*Record set:*

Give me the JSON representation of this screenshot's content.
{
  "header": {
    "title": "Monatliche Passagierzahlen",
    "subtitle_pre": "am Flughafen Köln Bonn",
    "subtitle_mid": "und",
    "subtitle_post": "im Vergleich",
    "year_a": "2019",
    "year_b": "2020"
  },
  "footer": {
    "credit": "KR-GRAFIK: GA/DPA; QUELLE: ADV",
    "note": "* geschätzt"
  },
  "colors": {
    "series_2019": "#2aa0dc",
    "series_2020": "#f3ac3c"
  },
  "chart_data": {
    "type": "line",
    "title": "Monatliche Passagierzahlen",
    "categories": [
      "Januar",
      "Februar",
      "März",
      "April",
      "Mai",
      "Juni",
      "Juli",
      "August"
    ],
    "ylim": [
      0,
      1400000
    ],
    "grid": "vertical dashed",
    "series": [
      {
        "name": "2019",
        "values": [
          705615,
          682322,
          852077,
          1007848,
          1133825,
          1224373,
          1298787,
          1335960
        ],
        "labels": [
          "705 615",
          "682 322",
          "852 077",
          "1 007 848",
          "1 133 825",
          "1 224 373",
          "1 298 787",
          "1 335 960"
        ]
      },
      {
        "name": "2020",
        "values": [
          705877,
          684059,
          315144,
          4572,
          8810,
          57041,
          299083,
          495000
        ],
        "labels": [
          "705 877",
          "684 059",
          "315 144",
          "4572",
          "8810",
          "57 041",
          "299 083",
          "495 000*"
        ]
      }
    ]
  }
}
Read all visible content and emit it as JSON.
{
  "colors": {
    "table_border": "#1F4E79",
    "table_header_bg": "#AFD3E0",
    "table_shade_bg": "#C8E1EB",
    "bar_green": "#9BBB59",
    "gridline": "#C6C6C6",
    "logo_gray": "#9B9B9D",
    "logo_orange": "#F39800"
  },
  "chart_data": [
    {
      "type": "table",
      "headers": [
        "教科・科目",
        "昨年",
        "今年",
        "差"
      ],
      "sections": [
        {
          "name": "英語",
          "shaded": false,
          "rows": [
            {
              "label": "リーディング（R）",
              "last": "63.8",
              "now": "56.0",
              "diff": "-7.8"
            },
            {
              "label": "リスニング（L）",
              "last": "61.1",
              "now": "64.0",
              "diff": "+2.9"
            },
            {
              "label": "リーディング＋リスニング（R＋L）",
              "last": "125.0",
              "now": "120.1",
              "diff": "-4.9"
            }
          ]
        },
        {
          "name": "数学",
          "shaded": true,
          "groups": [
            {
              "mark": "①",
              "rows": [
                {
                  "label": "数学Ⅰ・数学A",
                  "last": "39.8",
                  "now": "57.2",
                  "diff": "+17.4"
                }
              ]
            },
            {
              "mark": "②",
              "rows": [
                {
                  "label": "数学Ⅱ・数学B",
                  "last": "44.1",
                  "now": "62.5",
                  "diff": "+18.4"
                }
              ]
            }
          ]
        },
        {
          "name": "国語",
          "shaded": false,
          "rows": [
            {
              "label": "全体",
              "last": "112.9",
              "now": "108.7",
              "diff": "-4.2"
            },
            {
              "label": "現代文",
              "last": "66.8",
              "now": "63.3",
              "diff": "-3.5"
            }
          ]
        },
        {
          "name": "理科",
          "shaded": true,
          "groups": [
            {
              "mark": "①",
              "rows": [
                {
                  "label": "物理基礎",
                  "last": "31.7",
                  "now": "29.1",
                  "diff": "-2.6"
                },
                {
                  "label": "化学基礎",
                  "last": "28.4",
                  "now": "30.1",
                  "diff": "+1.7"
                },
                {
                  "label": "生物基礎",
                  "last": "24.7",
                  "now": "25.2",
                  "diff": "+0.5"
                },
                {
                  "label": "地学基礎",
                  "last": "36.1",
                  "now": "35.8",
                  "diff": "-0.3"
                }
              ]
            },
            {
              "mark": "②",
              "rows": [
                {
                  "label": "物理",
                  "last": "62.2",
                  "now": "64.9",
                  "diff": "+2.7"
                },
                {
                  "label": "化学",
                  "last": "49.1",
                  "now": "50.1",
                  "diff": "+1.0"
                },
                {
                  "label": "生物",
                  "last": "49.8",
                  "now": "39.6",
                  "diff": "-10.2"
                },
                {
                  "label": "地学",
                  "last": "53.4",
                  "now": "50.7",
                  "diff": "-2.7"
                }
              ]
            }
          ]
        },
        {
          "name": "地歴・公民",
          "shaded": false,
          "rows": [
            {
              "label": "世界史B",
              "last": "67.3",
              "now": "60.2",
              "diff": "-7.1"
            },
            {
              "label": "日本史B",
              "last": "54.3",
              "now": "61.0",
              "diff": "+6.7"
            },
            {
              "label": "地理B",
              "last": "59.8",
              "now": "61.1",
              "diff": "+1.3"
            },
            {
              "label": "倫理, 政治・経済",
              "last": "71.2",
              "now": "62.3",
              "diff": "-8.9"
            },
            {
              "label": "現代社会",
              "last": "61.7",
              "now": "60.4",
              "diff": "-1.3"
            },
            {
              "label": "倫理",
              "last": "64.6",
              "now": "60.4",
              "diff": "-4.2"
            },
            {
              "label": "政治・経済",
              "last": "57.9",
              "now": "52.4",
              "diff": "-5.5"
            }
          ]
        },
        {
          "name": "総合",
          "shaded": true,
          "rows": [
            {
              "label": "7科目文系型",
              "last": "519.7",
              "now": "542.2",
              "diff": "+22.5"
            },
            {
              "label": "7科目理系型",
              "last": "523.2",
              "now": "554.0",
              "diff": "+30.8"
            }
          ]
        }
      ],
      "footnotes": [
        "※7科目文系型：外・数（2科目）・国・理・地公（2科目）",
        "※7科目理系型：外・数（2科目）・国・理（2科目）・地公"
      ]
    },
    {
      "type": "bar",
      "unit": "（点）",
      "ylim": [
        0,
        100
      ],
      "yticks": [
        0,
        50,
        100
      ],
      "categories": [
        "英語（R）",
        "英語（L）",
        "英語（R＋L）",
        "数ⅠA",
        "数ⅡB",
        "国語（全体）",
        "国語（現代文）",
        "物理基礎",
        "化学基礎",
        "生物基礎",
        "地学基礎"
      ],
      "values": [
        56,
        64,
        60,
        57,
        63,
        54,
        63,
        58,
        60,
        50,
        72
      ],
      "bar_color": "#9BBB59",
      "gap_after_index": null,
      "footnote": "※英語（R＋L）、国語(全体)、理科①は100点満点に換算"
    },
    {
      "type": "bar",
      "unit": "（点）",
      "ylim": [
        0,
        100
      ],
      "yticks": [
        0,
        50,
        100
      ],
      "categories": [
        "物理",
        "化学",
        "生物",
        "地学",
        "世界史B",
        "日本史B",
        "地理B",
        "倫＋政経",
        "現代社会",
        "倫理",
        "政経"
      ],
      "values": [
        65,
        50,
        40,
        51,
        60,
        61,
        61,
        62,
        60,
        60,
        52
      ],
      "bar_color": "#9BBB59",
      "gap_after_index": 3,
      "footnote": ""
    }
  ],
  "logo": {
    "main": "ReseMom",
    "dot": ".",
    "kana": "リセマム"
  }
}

*What to produce:*
Write every entry out again exactly.

*The result:*
Give me the JSON representation of this screenshot's content.
{
  "header": {
    "title": "Monatliche Passagierzahlen",
    "subtitle_pre": "am Flughafen Köln Bonn",
    "subtitle_mid": "und",
    "subtitle_post": "im Vergleich",
    "year_a": "2019",
    "year_b": "2020"
  },
  "footer": {
    "credit": "KR-GRAFIK: GA/DPA; QUELLE: ADV",
    "note": "* geschätzt"
  },
  "colors": {
    "series_2019": "#2aa0dc",
    "series_2020": "#f3ac3c"
  },
  "chart_data": {
    "type": "line",
    "title": "Monatliche Passagierzahlen",
    "categories": [
      "Januar",
      "Februar",
      "März",
      "April",
      "Mai",
      "Juni",
      "Juli",
      "August"
    ],
    "ylim": [
      0,
      1400000
    ],
    "grid": "vertical dashed",
    "series": [
      {
        "name": "2019",
        "values": [
          705615,
          682322,
          852077,
          1007848,
          1133825,
          1224373,
          1298787,
          1335960
        ],
        "labels": [
          "705 615",
          "682 322",
          "852 077",
          "1 007 848",
          "1 133 825",
          "1 224 373",
          "1 298 787",
          "1 335 960"
        ]
      },
      {
        "name": "2020",
        "values": [
          705877,
          684059,
          315144,
          4572,
          8810,
          57041,
          299083,
          495000
        ],
        "labels": [
          "705 877",
          "684 059",
          "315 144",
          "4572",
          "8810",
          "57 041",
          "299 083",
          "495 000*"
        ]
      }
    ]
  }
}
Read all visible content and emit it as JSON.
{
  "colors": {
    "table_border": "#1F4E79",
    "table_header_bg": "#AFD3E0",
    "table_shade_bg": "#C8E1EB",
    "bar_green": "#9BBB59",
    "gridline": "#C6C6C6",
    "logo_gray": "#9B9B9D",
    "logo_orange": "#F39800"
  },
  "chart_data": [
    {
      "type": "table",
      "headers": [
        "教科・科目",
        "昨年",
        "今年",
        "差"
      ],
      "sections": [
        {
          "name": "英語",
          "shaded": false,
          "rows": [
            {
              "label": "リーディング（R）",
              "last": "63.8",
              "now": "56.0",
              "diff": "-7.8"
            },
            {
              "label": "リスニング（L）",
              "last": "61.1",
              "now": "64.0",
              "diff": "+2.9"
            },
            {
              "label": "リーディング＋リスニング（R＋L）",
              "last": "125.0",
              "now": "120.1",
              "diff": "-4.9"
            }
          ]
        },
        {
          "name": "数学",
          "shaded": true,
          "groups": [
            {
              "mark": "①",
              "rows": [
                {
                  "label": "数学Ⅰ・数学A",
                  "last": "39.8",
                  "now": "57.2",
                  "diff": "+17.4"
                }
              ]
            },
            {
              "mark": "②",
              "rows": [
                {
                  "label": "数学Ⅱ・数学B",
                  "last": "44.1",
                  "now": "62.5",
                  "diff": "+18.4"
                }
              ]
            }
          ]
        },
        {
          "name": "国語",
          "shaded": false,
          "rows": [
            {
              "label": "全体",
              "last": "112.9",
              "now": "108.7",
              "diff": "-4.2"
            },
            {
              "label": "現代文",
              "last": "66.8",
              "now": "63.3",
              "diff": "-3.5"
            }
          ]
        },
        {
          "name": "理科",
          "shaded": true,
          "groups": [
            {
              "mark": "①",
              "rows": [
                {
                  "label": "物理基礎",
                  "last": "31.7",
                  "now": "29.1",
                  "diff": "-2.6"
                },
                {
                  "label": "化学基礎",
                  "last": "28.4",
                  "now": "30.1",
                  "diff": "+1.7"
                },
                {
                  "label": "生物基礎",
                  "last": "24.7",
                  "now": "25.2",
                  "diff": "+0.5"
                },
                {
                  "label": "地学基礎",
                  "last": "36.1",
                  "now": "35.8",
                  "diff": "-0.3"
                }
              ]
            },
            {
              "mark": "②",
              "rows": [
                {
                  "label": "物理",
                  "last": "62.2",
                  "now": "64.9",
                  "diff": "+2.7"
                },
                {
                  "label": "化学",
                  "last": "49.1",
                  "now": "50.1",
                  "diff": "+1.0"
                },
                {
                  "label": "生物",
                  "last": "49.8",
                  "now": "39.6",
                  "diff": "-10.2"
                },
                {
                  "label": "地学",
                  "last": "53.4",
                  "now": "50.7",
                  "diff": "-2.7"
                }
              ]
            }
          ]
        },
        {
          "name": "地歴・公民",
          "shaded": false,
          "rows": [
            {
              "label": "世界史B",
              "last": "67.3",
              "now": "60.2",
              "diff": "-7.1"
            },
            {
              "label": "日本史B",
              "last": "54.3",
              "now": "61.0",
              "diff": "+6.7"
            },
            {
              "label": "地理B",
              "last": "59.8",
              "now": "61.1",
              "diff": "+1.3"
            },
            {
              "label": "倫理, 政治・経済",
              "last": "71.2",
              "now": "62.3",
              "diff": "-8.9"
            },
            {
              "label": "現代社会",
              "last": "61.7",
              "now": "60.4",
              "diff": "-1.3"
            },
            {
              "label": "倫理",
              "last": "64.6",
              "now": "60.4",
              "diff": "-4.2"
            },
            {
              "label": "政治・経済",
              "last": "57.9",
              "now": "52.4",
              "diff": "-5.5"
            }
          ]
        },
        {
          "name": "総合",
          "shaded": true,
          "rows": [
            {
              "label": "7科目文系型",
              "last": "519.7",
              "now": "542.2",
              "diff": "+22.5"
            },
            {
              "label": "7科目理系型",
              "last": "523.2",
              "now": "554.0",
              "diff": "+30.8"
            }
          ]
        }
      ],
      "footnotes": [
        "※7科目文系型：外・数（2科目）・国・理・地公（2科目）",
        "※7科目理系型：外・数（2科目）・国・理（2科目）・地公"
      ]
    },
    {
      "type": "bar",
      "unit": "（点）",
      "ylim": [
        0,
        100
      ],
      "yticks": [
        0,
        50,
        100
      ],
      "categories": [
        "英語（R）",
        "英語（L）",
        "英語（R＋L）",
        "数ⅠA",
        "数ⅡB",
        "国語（全体）",
        "国語（現代文）",
        "物理基礎",
        "化学基礎",
        "生物基礎",
        "地学基礎"
      ],
      "values": [
        56,
        64,
        60,
        57,
        63,
        54,
        63,
        58,
        60,
        50,
        72
      ],
      "bar_color": "#9BBB59",
      "gap_after_index": null,
      "footnote": "※英語（R＋L）、国語(全体)、理科①は100点満点に換算"
    },
    {
      "type": "bar",
      "unit": "（点）",
      "ylim": [
        0,
        100
      ],
      "yticks": [
        0,
        50,
        100
      ],
      "categories": [
        "物理",
        "化学",
        "生物",
        "地学",
        "世界史B",
        "日本史B",
        "地理B",
        "倫＋政経",
        "現代社会",
        "倫理",
        "政経"
      ],
      "values": [
        65,
        50,
        40,
        51,
        60,
        61,
        61,
        62,
        60,
        60,
        52
      ],
      "bar_color": "#9BBB59",
      "gap_after_index": 3,
      "footnote": ""
    }
  ],
  "logo": {
    "main": "ReseMom",
    "dot": ".",
    "kana": "リセマム"
  }
}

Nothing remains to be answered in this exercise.